▶ Records shown:
+++

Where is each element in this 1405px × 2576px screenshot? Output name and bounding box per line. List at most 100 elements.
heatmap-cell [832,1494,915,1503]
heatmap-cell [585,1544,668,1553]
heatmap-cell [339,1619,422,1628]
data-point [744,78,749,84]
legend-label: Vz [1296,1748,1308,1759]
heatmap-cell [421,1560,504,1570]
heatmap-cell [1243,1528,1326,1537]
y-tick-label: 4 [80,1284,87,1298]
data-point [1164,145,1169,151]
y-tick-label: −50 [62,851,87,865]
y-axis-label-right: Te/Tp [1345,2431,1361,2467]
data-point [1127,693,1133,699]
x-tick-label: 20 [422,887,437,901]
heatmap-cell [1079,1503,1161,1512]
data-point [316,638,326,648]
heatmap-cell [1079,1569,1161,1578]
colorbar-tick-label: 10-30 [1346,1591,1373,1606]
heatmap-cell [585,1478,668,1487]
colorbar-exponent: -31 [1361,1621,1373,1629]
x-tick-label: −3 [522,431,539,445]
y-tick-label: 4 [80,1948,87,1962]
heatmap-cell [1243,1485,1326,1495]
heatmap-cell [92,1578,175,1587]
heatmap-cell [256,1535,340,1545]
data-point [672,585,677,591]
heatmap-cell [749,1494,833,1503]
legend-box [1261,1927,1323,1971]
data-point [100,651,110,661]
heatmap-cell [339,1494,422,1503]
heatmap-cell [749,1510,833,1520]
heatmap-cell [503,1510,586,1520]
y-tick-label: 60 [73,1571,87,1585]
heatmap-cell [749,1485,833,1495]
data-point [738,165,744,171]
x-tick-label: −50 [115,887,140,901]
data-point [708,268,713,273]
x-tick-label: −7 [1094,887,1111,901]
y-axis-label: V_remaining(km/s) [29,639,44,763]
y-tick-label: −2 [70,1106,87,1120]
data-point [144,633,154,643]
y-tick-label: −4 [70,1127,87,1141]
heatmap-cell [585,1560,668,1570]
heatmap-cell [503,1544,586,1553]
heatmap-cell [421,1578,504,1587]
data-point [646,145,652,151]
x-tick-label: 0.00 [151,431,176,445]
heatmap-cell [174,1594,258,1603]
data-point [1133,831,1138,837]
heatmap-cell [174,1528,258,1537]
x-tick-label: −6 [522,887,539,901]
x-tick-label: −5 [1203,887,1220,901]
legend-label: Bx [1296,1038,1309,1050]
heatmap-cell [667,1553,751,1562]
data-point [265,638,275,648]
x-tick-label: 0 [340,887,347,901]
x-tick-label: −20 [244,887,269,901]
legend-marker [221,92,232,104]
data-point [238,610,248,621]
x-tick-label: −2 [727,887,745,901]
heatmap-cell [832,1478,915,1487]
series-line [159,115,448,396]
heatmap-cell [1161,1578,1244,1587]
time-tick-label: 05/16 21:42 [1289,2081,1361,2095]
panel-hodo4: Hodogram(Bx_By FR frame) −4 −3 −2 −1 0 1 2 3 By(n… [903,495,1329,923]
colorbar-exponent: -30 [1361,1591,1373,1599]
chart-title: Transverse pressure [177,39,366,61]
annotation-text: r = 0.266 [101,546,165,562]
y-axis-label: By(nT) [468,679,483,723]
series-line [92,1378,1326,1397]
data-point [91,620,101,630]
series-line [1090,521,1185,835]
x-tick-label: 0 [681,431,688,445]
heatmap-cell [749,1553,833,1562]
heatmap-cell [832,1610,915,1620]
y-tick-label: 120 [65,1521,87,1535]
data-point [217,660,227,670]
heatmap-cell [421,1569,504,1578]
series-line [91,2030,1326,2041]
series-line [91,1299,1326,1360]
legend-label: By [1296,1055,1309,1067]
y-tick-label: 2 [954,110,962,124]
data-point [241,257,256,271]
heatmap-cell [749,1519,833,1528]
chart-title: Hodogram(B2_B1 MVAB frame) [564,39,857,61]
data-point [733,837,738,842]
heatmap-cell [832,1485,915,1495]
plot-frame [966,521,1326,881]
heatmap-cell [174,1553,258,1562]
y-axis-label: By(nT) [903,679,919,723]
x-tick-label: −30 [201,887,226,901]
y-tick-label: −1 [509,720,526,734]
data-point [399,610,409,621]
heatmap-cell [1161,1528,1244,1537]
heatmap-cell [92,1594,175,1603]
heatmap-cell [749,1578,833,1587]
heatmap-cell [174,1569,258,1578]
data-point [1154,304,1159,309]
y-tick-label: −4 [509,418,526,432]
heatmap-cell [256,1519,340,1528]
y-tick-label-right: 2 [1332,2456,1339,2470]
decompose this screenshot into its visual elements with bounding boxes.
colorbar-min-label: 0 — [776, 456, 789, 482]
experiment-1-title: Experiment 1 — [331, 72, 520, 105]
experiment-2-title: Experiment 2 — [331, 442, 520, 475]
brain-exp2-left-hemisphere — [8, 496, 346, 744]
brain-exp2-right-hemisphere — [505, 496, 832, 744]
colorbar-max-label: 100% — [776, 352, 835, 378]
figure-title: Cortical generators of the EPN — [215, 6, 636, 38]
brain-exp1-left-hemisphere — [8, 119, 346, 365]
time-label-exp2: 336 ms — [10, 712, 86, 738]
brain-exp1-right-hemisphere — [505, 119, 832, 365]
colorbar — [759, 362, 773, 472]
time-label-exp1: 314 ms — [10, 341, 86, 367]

+++

▶ Request: Could you turn every one of the lines above into a JSON list of strings, one string per line, leaving out any blank lines?

▶ Exercise solution:
[
  "Where is each element in this 1405px × 2576px screenshot? Output name and bounding box per line. List at most 100 elements.",
  "heatmap-cell [832,1494,915,1503]",
  "heatmap-cell [585,1544,668,1553]",
  "heatmap-cell [339,1619,422,1628]",
  "data-point [744,78,749,84]",
  "legend-label: Vz [1296,1748,1308,1759]",
  "heatmap-cell [421,1560,504,1570]",
  "heatmap-cell [1243,1528,1326,1537]",
  "y-tick-label: 4 [80,1284,87,1298]",
  "data-point [1164,145,1169,151]",
  "y-tick-label: −50 [62,851,87,865]",
  "y-axis-label-right: Te/Tp [1345,2431,1361,2467]",
  "data-point [1127,693,1133,699]",
  "x-tick-label: 20 [422,887,437,901]",
  "heatmap-cell [1079,1503,1161,1512]",
  "data-point [316,638,326,648]",
  "heatmap-cell [1079,1569,1161,1578]",
  "colorbar-tick-label: 10-30 [1346,1591,1373,1606]",
  "heatmap-cell [585,1478,668,1487]",
  "colorbar-exponent: -31 [1361,1621,1373,1629]",
  "x-tick-label: −3 [522,431,539,445]",
  "y-tick-label: 4 [80,1948,87,1962]",
  "heatmap-cell [1243,1485,1326,1495]",
  "heatmap-cell [92,1578,175,1587]",
  "heatmap-cell [256,1535,340,1545]",
  "data-point [672,585,677,591]",
  "heatmap-cell [749,1494,833,1503]",
  "legend-box [1261,1927,1323,1971]",
  "data-point [100,651,110,661]",
  "heatmap-cell [339,1494,422,1503]",
  "heatmap-cell [749,1510,833,1520]",
  "heatmap-cell [503,1510,586,1520]",
  "y-tick-label: 60 [73,1571,87,1585]",
  "heatmap-cell [749,1485,833,1495]",
  "data-point [738,165,744,171]",
  "x-tick-label: −50 [115,887,140,901]",
  "data-point [708,268,713,273]",
  "x-tick-label: −7 [1094,887,1111,901]",
  "y-axis-label: V_remaining(km/s) [29,639,44,763]",
  "y-tick-label: −2 [70,1106,87,1120]",
  "data-point [144,633,154,643]",
  "y-tick-label: −4 [70,1127,87,1141]",
  "heatmap-cell [585,1560,668,1570]",
  "heatmap-cell [503,1544,586,1553]",
  "heatmap-cell [421,1578,504,1587]",
  "data-point [646,145,652,151]",
  "x-tick-label: 0.00 [151,431,176,445]",
  "heatmap-cell [174,1594,258,1603]",
  "data-point [1133,831,1138,837]",
  "heatmap-cell [174,1528,258,1537]",
  "x-tick-label: −6 [522,887,539,901]",
  "x-tick-label: −5 [1203,887,1220,901]",
  "legend-label: Bx [1296,1038,1309,1050]",
  "heatmap-cell [667,1553,751,1562]",
  "data-point [265,638,275,648]",
  "x-tick-label: 0 [340,887,347,901]",
  "x-tick-label: −20 [244,887,269,901]",
  "legend-marker [221,92,232,104]",
  "data-point [238,610,248,621]",
  "x-tick-label: −2 [727,887,745,901]",
  "heatmap-cell [832,1478,915,1487]",
  "series-line [159,115,448,396]",
  "heatmap-cell [1161,1578,1244,1587]",
  "time-tick-label: 05/16 21:42 [1289,2081,1361,2095]",
  "panel-hodo4: Hodogram(Bx_By FR frame) −4 −3 −2 −1 0 1 2 3 By(n… [903,495,1329,923]",
  "colorbar-exponent: -30 [1361,1591,1373,1599]",
  "chart-title: Transverse pressure [177,39,366,61]",
  "annotation-text: r = 0.266 [101,546,165,562]",
  "y-axis-label: By(nT) [468,679,483,723]",
  "series-line [92,1378,1326,1397]",
  "data-point [91,620,101,630]",
  "series-line [1090,521,1185,835]",
  "x-tick-label: 0 [681,431,688,445]",
  "heatmap-cell [749,1553,833,1562]",
  "heatmap-cell [832,1610,915,1620]",
  "y-tick-label: 120 [65,1521,87,1535]",
  "data-point [217,660,227,670]",
  "heatmap-cell [421,1569,504,1578]",
  "series-line [91,2030,1326,2041]",
  "series-line [91,1299,1326,1360]",
  "legend-label: By [1296,1055,1309,1067]",
  "y-tick-label: 2 [954,110,962,124]",
  "data-point [241,257,256,271]",
  "heatmap-cell [749,1519,833,1528]",
  "chart-title: Hodogram(B2_B1 MVAB frame) [564,39,857,61]",
  "data-point [733,837,738,842]",
  "heatmap-cell [832,1485,915,1495]",
  "plot-frame [966,521,1326,881]",
  "heatmap-cell [174,1553,258,1562]",
  "y-axis-label: By(nT) [903,679,919,723]",
  "x-tick-label: −30 [201,887,226,901]",
  "y-tick-label: −1 [509,720,526,734]",
  "data-point [399,610,409,621]",
  "heatmap-cell [1161,1528,1244,1537]",
  "heatmap-cell [92,1594,175,1603]",
  "heatmap-cell [749,1578,833,1587]",
  "heatmap-cell [174,1569,258,1578]",
  "data-point [1154,304,1159,309]",
  "y-tick-label: −4 [509,418,526,432]",
  "heatmap-cell [256,1519,340,1528]",
  "y-tick-label-right: 2 [1332,2456,1339,2470]",
  "decompose this screenshot into its visual elements with bounding boxes.",
  "colorbar-min-label: 0 — [776, 456, 789, 482]",
  "experiment-1-title: Experiment 1 — [331, 72, 520, 105]",
  "experiment-2-title: Experiment 2 — [331, 442, 520, 475]",
  "brain-exp2-left-hemisphere — [8, 496, 346, 744]",
  "brain-exp2-right-hemisphere — [505, 496, 832, 744]",
  "colorbar-max-label: 100% — [776, 352, 835, 378]",
  "figure-title: Cortical generators of the EPN — [215, 6, 636, 38]",
  "brain-exp1-left-hemisphere — [8, 119, 346, 365]",
  "time-label-exp2: 336 ms — [10, 712, 86, 738]",
  "brain-exp1-right-hemisphere — [505, 119, 832, 365]",
  "colorbar — [759, 362, 773, 472]",
  "time-label-exp1: 314 ms — [10, 341, 86, 367]"
]